> **Given exercise**: Find each line of the data that contains the string "countdown", and copy those lines.

> **Input data**:
— Begin —
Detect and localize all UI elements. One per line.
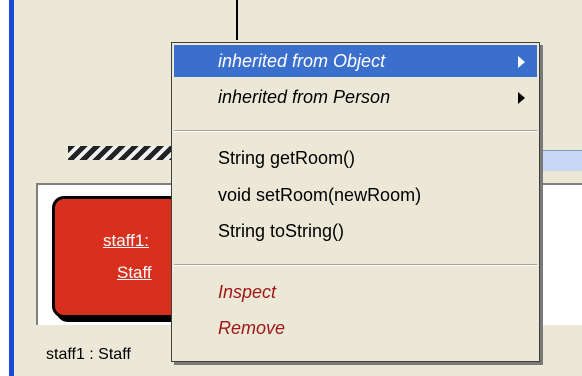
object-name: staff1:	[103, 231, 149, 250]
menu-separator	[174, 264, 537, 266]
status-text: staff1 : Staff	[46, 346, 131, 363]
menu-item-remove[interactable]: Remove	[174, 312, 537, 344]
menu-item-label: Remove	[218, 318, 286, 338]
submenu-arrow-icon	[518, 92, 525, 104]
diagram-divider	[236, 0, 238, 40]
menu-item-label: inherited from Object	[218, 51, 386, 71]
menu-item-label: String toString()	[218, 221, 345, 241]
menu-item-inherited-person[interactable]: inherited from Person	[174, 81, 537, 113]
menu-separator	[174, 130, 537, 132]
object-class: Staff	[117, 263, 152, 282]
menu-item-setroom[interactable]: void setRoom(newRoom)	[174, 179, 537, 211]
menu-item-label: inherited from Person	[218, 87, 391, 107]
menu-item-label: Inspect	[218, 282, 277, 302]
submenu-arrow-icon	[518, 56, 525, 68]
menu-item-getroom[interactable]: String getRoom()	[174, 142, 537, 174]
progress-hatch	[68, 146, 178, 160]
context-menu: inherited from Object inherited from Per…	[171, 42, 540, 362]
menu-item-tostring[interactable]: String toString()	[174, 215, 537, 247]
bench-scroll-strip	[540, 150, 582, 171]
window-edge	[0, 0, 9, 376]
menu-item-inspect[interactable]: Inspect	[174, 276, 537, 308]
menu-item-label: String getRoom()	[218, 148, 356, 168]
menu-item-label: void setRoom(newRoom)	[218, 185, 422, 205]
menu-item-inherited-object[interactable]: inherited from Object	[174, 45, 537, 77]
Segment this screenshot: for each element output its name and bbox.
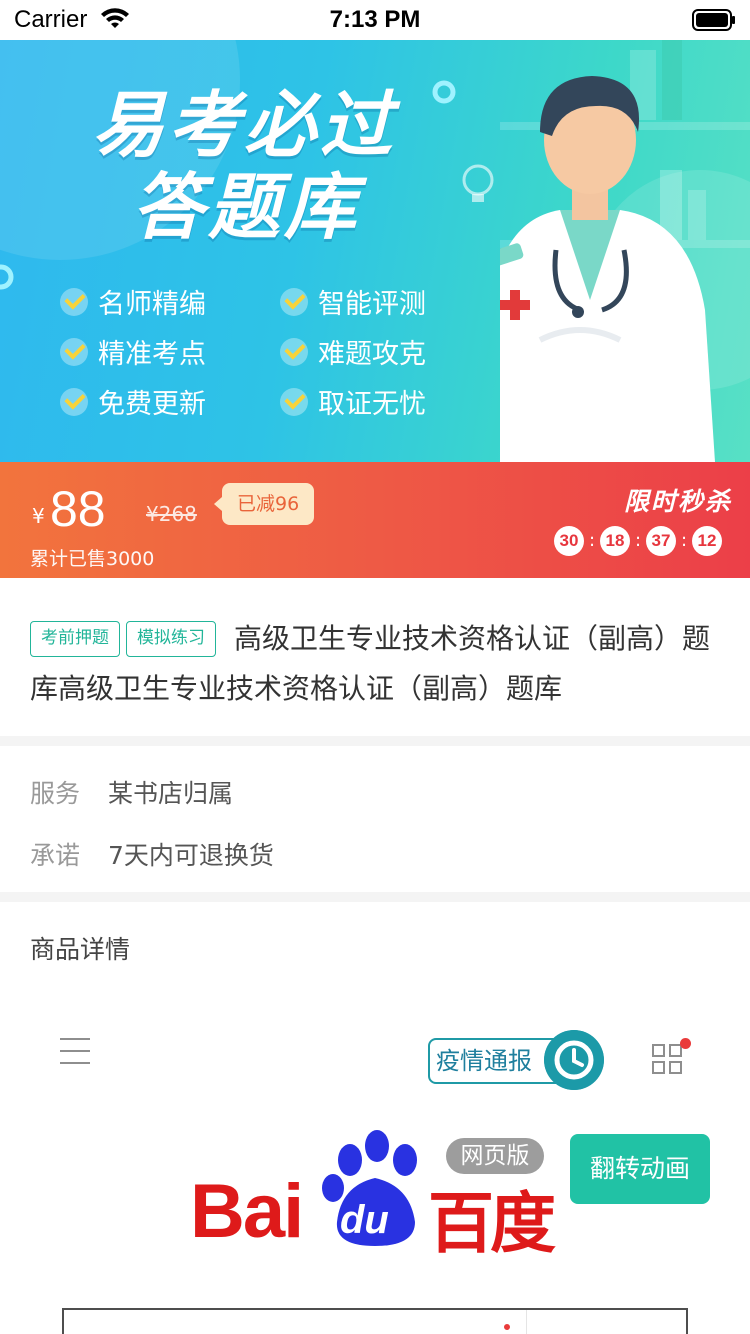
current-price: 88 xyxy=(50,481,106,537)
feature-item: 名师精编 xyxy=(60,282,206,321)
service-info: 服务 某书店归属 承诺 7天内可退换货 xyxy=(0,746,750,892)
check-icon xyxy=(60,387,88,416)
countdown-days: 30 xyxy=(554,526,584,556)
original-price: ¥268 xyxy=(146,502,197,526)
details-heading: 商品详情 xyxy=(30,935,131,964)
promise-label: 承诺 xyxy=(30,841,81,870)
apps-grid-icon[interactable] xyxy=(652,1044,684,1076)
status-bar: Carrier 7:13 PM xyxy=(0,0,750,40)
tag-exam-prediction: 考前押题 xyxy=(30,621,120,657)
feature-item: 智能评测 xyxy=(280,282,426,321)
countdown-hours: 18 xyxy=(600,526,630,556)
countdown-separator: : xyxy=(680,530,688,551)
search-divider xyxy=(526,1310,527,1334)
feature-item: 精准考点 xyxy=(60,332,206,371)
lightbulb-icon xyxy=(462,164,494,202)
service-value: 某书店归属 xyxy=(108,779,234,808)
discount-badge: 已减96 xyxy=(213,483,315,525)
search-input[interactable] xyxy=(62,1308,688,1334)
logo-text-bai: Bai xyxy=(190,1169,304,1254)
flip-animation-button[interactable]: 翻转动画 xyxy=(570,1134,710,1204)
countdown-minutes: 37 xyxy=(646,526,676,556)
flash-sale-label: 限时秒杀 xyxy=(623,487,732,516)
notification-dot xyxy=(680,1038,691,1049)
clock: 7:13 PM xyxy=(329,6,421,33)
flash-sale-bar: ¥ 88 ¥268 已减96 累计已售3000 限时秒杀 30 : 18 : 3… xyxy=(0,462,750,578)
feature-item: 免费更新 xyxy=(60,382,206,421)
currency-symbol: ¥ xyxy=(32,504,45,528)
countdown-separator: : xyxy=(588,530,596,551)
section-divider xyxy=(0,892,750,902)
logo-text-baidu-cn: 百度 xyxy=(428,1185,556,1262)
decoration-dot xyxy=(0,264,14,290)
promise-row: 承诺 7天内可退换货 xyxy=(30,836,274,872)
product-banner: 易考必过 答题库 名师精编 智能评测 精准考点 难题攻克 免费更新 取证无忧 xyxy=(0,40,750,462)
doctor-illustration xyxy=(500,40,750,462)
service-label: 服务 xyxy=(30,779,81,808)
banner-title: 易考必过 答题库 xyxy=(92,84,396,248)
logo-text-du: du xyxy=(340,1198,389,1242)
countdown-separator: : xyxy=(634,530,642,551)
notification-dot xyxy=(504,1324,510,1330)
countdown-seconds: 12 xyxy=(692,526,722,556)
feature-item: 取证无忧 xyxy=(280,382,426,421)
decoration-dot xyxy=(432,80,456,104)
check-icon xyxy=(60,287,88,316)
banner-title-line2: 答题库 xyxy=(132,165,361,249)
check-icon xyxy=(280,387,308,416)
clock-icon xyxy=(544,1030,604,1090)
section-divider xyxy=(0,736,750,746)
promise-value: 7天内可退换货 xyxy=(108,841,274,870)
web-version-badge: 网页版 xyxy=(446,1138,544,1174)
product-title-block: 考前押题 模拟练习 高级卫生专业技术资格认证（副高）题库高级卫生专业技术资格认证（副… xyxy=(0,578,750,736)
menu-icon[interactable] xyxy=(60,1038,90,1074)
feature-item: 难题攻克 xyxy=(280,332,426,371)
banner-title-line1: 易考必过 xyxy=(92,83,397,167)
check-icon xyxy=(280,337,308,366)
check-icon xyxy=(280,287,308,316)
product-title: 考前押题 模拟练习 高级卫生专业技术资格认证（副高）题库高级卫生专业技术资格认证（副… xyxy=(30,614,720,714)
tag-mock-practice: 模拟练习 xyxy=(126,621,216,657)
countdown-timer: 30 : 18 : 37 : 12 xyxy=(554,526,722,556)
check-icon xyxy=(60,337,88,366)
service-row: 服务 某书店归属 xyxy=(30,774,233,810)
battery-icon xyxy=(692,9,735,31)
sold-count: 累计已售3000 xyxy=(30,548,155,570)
— End —
— Begin —
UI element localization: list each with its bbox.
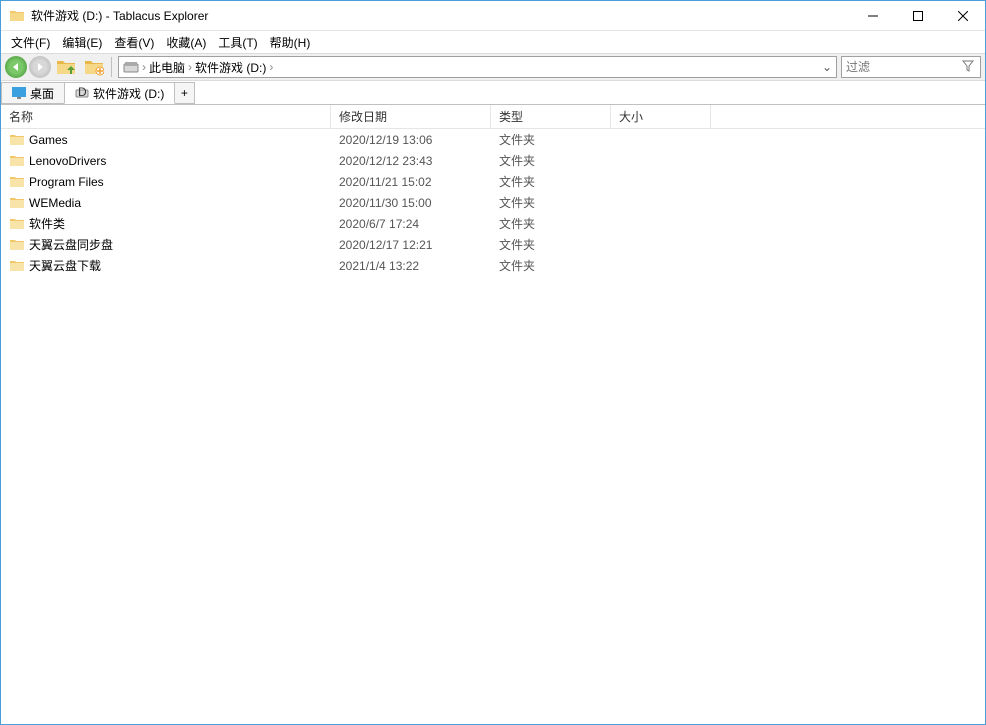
— End —
— Begin —
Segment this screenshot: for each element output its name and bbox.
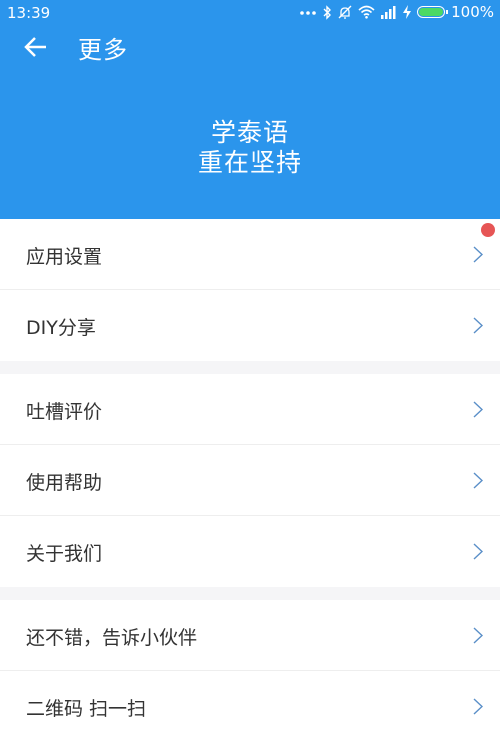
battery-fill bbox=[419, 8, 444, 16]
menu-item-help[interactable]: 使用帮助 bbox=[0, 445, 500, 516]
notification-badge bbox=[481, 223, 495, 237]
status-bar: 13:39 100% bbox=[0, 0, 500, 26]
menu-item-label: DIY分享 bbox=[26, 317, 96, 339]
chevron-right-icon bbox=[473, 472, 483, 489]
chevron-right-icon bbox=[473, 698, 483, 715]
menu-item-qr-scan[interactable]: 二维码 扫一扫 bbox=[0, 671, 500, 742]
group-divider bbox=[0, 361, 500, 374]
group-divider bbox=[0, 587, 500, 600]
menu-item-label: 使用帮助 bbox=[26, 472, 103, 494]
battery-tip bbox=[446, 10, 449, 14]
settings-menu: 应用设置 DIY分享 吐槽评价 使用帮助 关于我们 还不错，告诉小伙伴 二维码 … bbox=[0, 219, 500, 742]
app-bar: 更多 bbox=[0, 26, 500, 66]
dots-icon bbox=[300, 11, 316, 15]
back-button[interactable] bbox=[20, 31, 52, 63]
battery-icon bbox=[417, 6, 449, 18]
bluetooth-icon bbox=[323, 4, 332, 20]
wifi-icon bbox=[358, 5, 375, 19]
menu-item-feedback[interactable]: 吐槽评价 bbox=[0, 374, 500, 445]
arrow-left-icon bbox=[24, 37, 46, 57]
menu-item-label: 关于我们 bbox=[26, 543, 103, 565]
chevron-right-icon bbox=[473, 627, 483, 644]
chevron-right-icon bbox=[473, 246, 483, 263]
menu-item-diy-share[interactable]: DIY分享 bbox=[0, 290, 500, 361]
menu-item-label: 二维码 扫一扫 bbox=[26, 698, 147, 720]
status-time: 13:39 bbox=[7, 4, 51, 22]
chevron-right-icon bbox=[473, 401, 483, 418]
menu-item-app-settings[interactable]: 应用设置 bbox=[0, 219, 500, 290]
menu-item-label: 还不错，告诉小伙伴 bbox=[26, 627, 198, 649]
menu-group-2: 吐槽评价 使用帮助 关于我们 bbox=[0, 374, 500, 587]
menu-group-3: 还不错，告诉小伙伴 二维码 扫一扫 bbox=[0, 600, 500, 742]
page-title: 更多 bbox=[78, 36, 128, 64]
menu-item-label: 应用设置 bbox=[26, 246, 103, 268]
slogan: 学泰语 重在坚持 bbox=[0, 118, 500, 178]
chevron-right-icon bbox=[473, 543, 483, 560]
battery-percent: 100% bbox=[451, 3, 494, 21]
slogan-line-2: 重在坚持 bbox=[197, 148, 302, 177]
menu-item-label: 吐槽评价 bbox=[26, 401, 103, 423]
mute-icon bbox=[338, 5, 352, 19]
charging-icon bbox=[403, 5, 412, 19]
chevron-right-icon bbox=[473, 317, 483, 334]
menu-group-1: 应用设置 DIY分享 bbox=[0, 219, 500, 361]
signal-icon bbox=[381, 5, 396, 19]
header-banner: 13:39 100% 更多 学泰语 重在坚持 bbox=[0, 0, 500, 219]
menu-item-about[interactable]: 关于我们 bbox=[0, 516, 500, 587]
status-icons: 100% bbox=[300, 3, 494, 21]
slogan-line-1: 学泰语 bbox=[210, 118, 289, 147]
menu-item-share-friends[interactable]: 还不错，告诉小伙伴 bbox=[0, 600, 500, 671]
— End —
> **Result below**:
countdown-days: 30 xyxy=(554,526,584,556)
countdown-hours: 18 xyxy=(600,526,630,556)
countdown-separator: : xyxy=(680,530,688,551)
countdown-minutes: 37 xyxy=(646,526,676,556)
countdown-separator: : xyxy=(588,530,596,551)
countdown-separator: : xyxy=(634,530,642,551)
countdown-seconds: 12 xyxy=(692,526,722,556)
countdown-timer: 30 : 18 : 37 : 12 xyxy=(554,526,722,556)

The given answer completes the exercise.